- Requirement
Gather from the material every line that contains the string "text".

(Records about charts and figures)
============================================================
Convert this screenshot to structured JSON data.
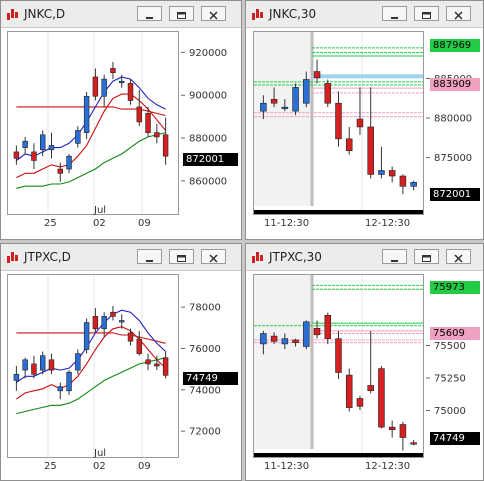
{
  "windows": [
    {
      "id": "jnkc_d",
      "title": "JNKC,D",
      "y_ticks": [
        "920000",
        "900000",
        "880000",
        "860000"
      ],
      "x_labels": [
        "25",
        "Jul",
        "02",
        "09"
      ],
      "price_tag": "872001"
    },
    {
      "id": "jnkc_30",
      "title": "JNKC,30",
      "y_ticks": [
        "885000",
        "880000",
        "875000"
      ],
      "x_labels": [
        "11-12:30",
        "12-12:30"
      ],
      "price_tags": [
        {
          "text": "887969",
          "color": "#22cc44"
        },
        {
          "text": "883909",
          "color": "#f0a0c0"
        },
        {
          "text": "872001",
          "color": "#000000"
        }
      ]
    },
    {
      "id": "jtpxc_d",
      "title": "JTPXC,D",
      "y_ticks": [
        "78000",
        "76000",
        "74000",
        "72000"
      ],
      "x_labels": [
        "25",
        "Jul",
        "02",
        "09"
      ],
      "price_tag": "74749"
    },
    {
      "id": "jtpxc_30",
      "title": "JTPXC,30",
      "y_ticks": [
        "75500",
        "75250",
        "75000"
      ],
      "x_labels": [
        "11-12:30",
        "12-12:30"
      ],
      "price_tags": [
        {
          "text": "75973",
          "color": "#22cc44"
        },
        {
          "text": "75609",
          "color": "#f0a0c0"
        },
        {
          "text": "74749",
          "color": "#000000"
        }
      ]
    }
  ],
  "colors": {
    "up_candle": "#2a6fd6",
    "down_candle": "#d42020",
    "ma_blue": "#2020c8",
    "ma_red": "#cc1010",
    "ma_green": "#118811",
    "pivot_green": "#22cc44",
    "pivot_pink": "#f0a0c0"
  },
  "chart_data": [
    {
      "type": "candlestick",
      "title": "JNKC,D",
      "ylim": [
        845000,
        930000
      ],
      "y_ticks": [
        920000,
        900000,
        880000,
        860000
      ],
      "candles": [
        {
          "o": 874000,
          "h": 877000,
          "l": 868000,
          "c": 871000
        },
        {
          "o": 876000,
          "h": 881000,
          "l": 873000,
          "c": 879000
        },
        {
          "o": 874000,
          "h": 878000,
          "l": 866000,
          "c": 870000
        },
        {
          "o": 875000,
          "h": 884000,
          "l": 872000,
          "c": 882000
        },
        {
          "o": 875000,
          "h": 883000,
          "l": 871000,
          "c": 877000
        },
        {
          "o": 866000,
          "h": 869000,
          "l": 860000,
          "c": 864000
        },
        {
          "o": 866000,
          "h": 873000,
          "l": 864000,
          "c": 872000
        },
        {
          "o": 878000,
          "h": 886000,
          "l": 876000,
          "c": 884000
        },
        {
          "o": 883000,
          "h": 902000,
          "l": 880000,
          "c": 900000
        },
        {
          "o": 909000,
          "h": 913000,
          "l": 898000,
          "c": 900000
        },
        {
          "o": 900000,
          "h": 910000,
          "l": 895000,
          "c": 908000
        },
        {
          "o": 913000,
          "h": 916000,
          "l": 908000,
          "c": 911000
        },
        {
          "o": 907000,
          "h": 910000,
          "l": 904000,
          "c": 907000
        },
        {
          "o": 906000,
          "h": 908000,
          "l": 896000,
          "c": 898000
        },
        {
          "o": 895000,
          "h": 903000,
          "l": 886000,
          "c": 888000
        },
        {
          "o": 892000,
          "h": 895000,
          "l": 881000,
          "c": 883000
        },
        {
          "o": 883000,
          "h": 887000,
          "l": 878000,
          "c": 881000
        },
        {
          "o": 882000,
          "h": 890000,
          "l": 868000,
          "c": 872001
        }
      ],
      "ma_blue": [
        870000,
        873000,
        872000,
        874000,
        876000,
        876000,
        878000,
        882000,
        888000,
        895000,
        902000,
        907000,
        909000,
        908000,
        904000,
        899000,
        896000,
        894000
      ],
      "ma_red": [
        895000,
        895000,
        895000,
        895000,
        895000,
        895000,
        895000,
        895000,
        895000,
        895000,
        895000,
        895000,
        894000,
        894000,
        894000,
        893000,
        892000,
        891000
      ],
      "ma_lower_red": [
        862000,
        864000,
        864000,
        866000,
        868000,
        867000,
        868000,
        872000,
        877000,
        885000,
        893000,
        899000,
        901000,
        901000,
        898000,
        894000,
        889000,
        884000
      ],
      "ma_green": [
        857000,
        858000,
        858000,
        858000,
        859000,
        859000,
        860000,
        862000,
        864000,
        866000,
        869000,
        871000,
        873000,
        876000,
        879000,
        881000,
        882000,
        883000
      ]
    },
    {
      "type": "candlestick",
      "title": "JNKC,30",
      "ylim": [
        868000,
        891000
      ],
      "y_ticks": [
        885000,
        880000,
        875000
      ],
      "candles": [
        {
          "o": 881000,
          "h": 883000,
          "l": 880000,
          "c": 882000
        },
        {
          "o": 882500,
          "h": 884000,
          "l": 881500,
          "c": 882000
        },
        {
          "o": 881500,
          "h": 882500,
          "l": 881000,
          "c": 881500
        },
        {
          "o": 881000,
          "h": 884500,
          "l": 880500,
          "c": 884000
        },
        {
          "o": 882000,
          "h": 886000,
          "l": 881500,
          "c": 885000
        },
        {
          "o": 886000,
          "h": 887500,
          "l": 884500,
          "c": 885200
        },
        {
          "o": 884500,
          "h": 885000,
          "l": 881500,
          "c": 882000
        },
        {
          "o": 882000,
          "h": 883500,
          "l": 876500,
          "c": 877500
        },
        {
          "o": 877500,
          "h": 879000,
          "l": 875500,
          "c": 876000
        },
        {
          "o": 880000,
          "h": 884000,
          "l": 878000,
          "c": 879000
        },
        {
          "o": 879000,
          "h": 884000,
          "l": 872500,
          "c": 873000
        },
        {
          "o": 873000,
          "h": 876500,
          "l": 872500,
          "c": 873500
        },
        {
          "o": 873500,
          "h": 874000,
          "l": 872000,
          "c": 872800
        },
        {
          "o": 872800,
          "h": 873000,
          "l": 870500,
          "c": 871500
        },
        {
          "o": 871500,
          "h": 872200,
          "l": 871000,
          "c": 872001
        }
      ],
      "pivot_green_levels": [
        889000,
        888400,
        887969,
        884700,
        884300
      ],
      "pivot_pink_levels": [
        883909,
        883300,
        880800,
        880300
      ]
    },
    {
      "type": "candlestick",
      "title": "JTPXC,D",
      "ylim": [
        70800,
        79600
      ],
      "y_ticks": [
        78000,
        76000,
        74000,
        72000
      ],
      "candles": [
        {
          "o": 74500,
          "h": 75200,
          "l": 74000,
          "c": 74800
        },
        {
          "o": 75000,
          "h": 75600,
          "l": 74600,
          "c": 75500
        },
        {
          "o": 75300,
          "h": 75700,
          "l": 74600,
          "c": 74800
        },
        {
          "o": 75000,
          "h": 75900,
          "l": 74800,
          "c": 75700
        },
        {
          "o": 75500,
          "h": 75800,
          "l": 74800,
          "c": 75000
        },
        {
          "o": 74000,
          "h": 74400,
          "l": 73600,
          "c": 74200
        },
        {
          "o": 74000,
          "h": 75000,
          "l": 73800,
          "c": 74900
        },
        {
          "o": 75000,
          "h": 76000,
          "l": 74800,
          "c": 75800
        },
        {
          "o": 76000,
          "h": 77500,
          "l": 75800,
          "c": 77300
        },
        {
          "o": 77600,
          "h": 78000,
          "l": 76800,
          "c": 77000
        },
        {
          "o": 77000,
          "h": 77800,
          "l": 76600,
          "c": 77600
        },
        {
          "o": 77800,
          "h": 78100,
          "l": 77400,
          "c": 77600
        },
        {
          "o": 77400,
          "h": 77700,
          "l": 77000,
          "c": 77400
        },
        {
          "o": 76800,
          "h": 77000,
          "l": 76200,
          "c": 76400
        },
        {
          "o": 76500,
          "h": 76900,
          "l": 75700,
          "c": 75800
        },
        {
          "o": 75500,
          "h": 75800,
          "l": 75000,
          "c": 75300
        },
        {
          "o": 75300,
          "h": 75700,
          "l": 75000,
          "c": 75200
        },
        {
          "o": 75600,
          "h": 75900,
          "l": 74600,
          "c": 74749
        }
      ],
      "ma_blue": [
        74400,
        74700,
        74700,
        74900,
        75100,
        75000,
        75100,
        75500,
        76100,
        76800,
        77300,
        77700,
        77900,
        77800,
        77400,
        76800,
        76300,
        75900
      ],
      "ma_red": [
        76800,
        76800,
        76800,
        76800,
        76800,
        76800,
        76800,
        76800,
        76800,
        76800,
        76800,
        76800,
        76700,
        76700,
        76600,
        76500,
        76400,
        76300
      ],
      "ma_lower_red": [
        73600,
        73900,
        74000,
        74100,
        74300,
        74100,
        74300,
        74700,
        75300,
        76000,
        76600,
        77000,
        77100,
        76900,
        76500,
        76000,
        75500,
        75100
      ],
      "ma_green": [
        72900,
        73000,
        73100,
        73200,
        73300,
        73300,
        73400,
        73600,
        73900,
        74200,
        74500,
        74700,
        74900,
        75100,
        75300,
        75400,
        75500,
        75600
      ]
    },
    {
      "type": "candlestick",
      "title": "JTPXC,30",
      "ylim": [
        74650,
        76050
      ],
      "y_ticks": [
        75500,
        75250,
        75000
      ],
      "candles": [
        {
          "o": 75520,
          "h": 75620,
          "l": 75440,
          "c": 75600
        },
        {
          "o": 75580,
          "h": 75610,
          "l": 75520,
          "c": 75540
        },
        {
          "o": 75520,
          "h": 75600,
          "l": 75480,
          "c": 75560
        },
        {
          "o": 75550,
          "h": 75560,
          "l": 75500,
          "c": 75530
        },
        {
          "o": 75500,
          "h": 75700,
          "l": 75480,
          "c": 75690
        },
        {
          "o": 75640,
          "h": 75700,
          "l": 75560,
          "c": 75590
        },
        {
          "o": 75740,
          "h": 75760,
          "l": 75520,
          "c": 75560
        },
        {
          "o": 75560,
          "h": 75620,
          "l": 75250,
          "c": 75300
        },
        {
          "o": 75280,
          "h": 75330,
          "l": 75000,
          "c": 75030
        },
        {
          "o": 75100,
          "h": 75120,
          "l": 75010,
          "c": 75040
        },
        {
          "o": 75200,
          "h": 75620,
          "l": 75140,
          "c": 75160
        },
        {
          "o": 75330,
          "h": 75350,
          "l": 74870,
          "c": 74880
        },
        {
          "o": 74880,
          "h": 74930,
          "l": 74800,
          "c": 74860
        },
        {
          "o": 74900,
          "h": 74920,
          "l": 74700,
          "c": 74800
        },
        {
          "o": 74760,
          "h": 74780,
          "l": 74740,
          "c": 74749
        }
      ],
      "pivot_green_levels": [
        75970,
        75940,
        75680,
        75660
      ],
      "pivot_pink_levels": [
        75620,
        75600,
        75550,
        75530
      ]
    }
  ]
}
============================================================
- Full response
          "text": "887969",
          "text": "883909",
          "text": "872001",
          "text": "75973",
          "text": "75609",
          "text": "74749",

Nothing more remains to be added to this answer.